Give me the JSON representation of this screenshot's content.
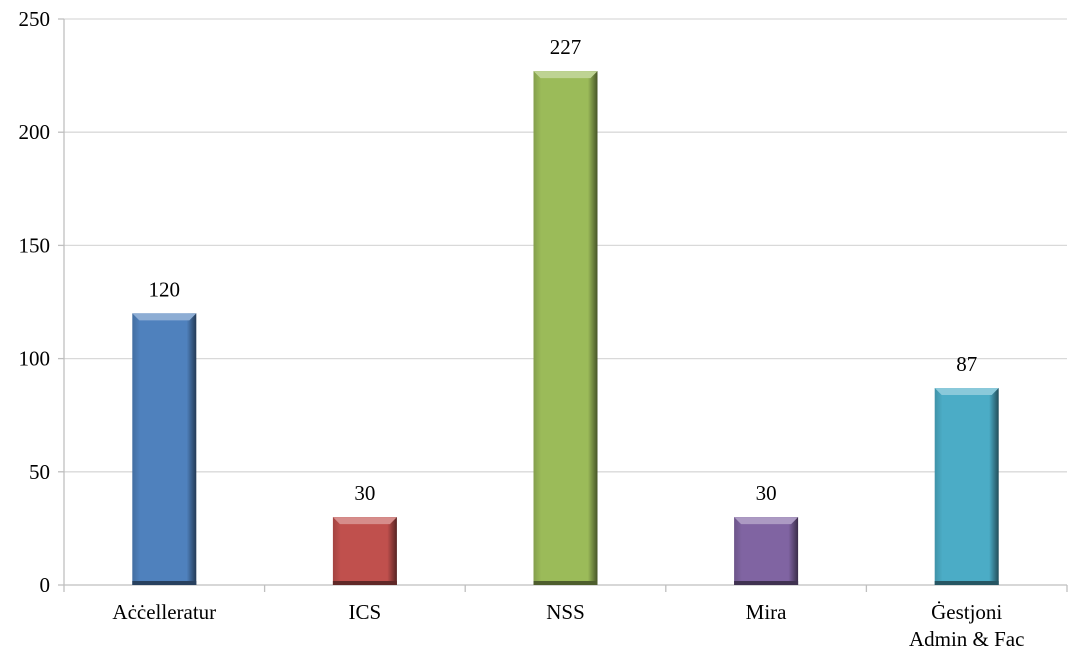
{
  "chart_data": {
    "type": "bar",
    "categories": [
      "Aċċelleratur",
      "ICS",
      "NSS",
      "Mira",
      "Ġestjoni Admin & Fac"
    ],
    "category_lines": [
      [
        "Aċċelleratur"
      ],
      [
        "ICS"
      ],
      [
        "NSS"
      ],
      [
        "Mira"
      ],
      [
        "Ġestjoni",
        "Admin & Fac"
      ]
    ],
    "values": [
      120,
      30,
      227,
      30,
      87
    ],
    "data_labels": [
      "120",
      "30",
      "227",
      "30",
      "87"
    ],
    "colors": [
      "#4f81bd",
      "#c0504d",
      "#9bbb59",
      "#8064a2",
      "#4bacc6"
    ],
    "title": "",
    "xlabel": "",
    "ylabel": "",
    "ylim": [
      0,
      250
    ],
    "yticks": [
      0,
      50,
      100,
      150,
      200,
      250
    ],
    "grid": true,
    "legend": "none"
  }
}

================================

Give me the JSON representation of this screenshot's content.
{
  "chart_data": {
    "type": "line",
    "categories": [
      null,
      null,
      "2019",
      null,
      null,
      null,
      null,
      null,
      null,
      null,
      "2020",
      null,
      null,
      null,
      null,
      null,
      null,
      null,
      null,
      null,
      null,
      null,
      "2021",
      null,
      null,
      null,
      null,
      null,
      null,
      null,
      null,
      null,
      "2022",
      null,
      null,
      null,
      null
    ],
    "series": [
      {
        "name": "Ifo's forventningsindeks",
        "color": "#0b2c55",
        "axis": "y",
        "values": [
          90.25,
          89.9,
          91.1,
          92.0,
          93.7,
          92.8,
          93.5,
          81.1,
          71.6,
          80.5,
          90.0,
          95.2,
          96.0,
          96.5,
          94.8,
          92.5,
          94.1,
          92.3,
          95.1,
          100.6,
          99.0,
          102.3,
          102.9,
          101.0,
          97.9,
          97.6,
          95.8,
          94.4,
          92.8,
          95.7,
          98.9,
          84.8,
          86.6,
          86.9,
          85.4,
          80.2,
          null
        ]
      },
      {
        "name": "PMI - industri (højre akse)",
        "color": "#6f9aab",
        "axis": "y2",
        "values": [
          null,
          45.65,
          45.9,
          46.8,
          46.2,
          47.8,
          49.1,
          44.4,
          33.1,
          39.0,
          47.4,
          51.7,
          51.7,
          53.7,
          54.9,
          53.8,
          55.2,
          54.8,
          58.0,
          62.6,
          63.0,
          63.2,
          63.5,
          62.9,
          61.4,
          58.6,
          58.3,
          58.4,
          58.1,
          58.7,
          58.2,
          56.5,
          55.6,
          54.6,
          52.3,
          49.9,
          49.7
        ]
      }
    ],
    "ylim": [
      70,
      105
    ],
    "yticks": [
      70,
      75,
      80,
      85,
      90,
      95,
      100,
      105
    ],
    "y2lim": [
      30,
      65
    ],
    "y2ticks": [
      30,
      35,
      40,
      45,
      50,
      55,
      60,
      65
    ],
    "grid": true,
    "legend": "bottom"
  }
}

================================

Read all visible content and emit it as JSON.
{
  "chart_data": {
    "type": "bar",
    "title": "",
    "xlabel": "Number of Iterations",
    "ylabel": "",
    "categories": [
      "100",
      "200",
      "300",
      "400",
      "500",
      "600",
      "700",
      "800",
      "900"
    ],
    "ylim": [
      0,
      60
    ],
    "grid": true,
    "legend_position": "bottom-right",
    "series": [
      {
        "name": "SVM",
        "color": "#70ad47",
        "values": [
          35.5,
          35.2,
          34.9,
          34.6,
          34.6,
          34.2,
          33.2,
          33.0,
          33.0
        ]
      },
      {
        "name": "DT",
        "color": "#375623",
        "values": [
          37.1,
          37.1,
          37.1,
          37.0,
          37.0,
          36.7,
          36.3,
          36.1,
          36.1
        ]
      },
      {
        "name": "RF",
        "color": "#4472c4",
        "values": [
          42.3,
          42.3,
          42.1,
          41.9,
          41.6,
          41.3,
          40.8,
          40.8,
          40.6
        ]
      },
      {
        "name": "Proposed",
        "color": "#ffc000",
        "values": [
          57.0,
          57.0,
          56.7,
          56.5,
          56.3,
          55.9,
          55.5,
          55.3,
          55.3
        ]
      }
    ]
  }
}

================================

▶ [Set task] Across the data above, how many lines include the word "xlabel"? Give only the count.

▶ [Reply] 2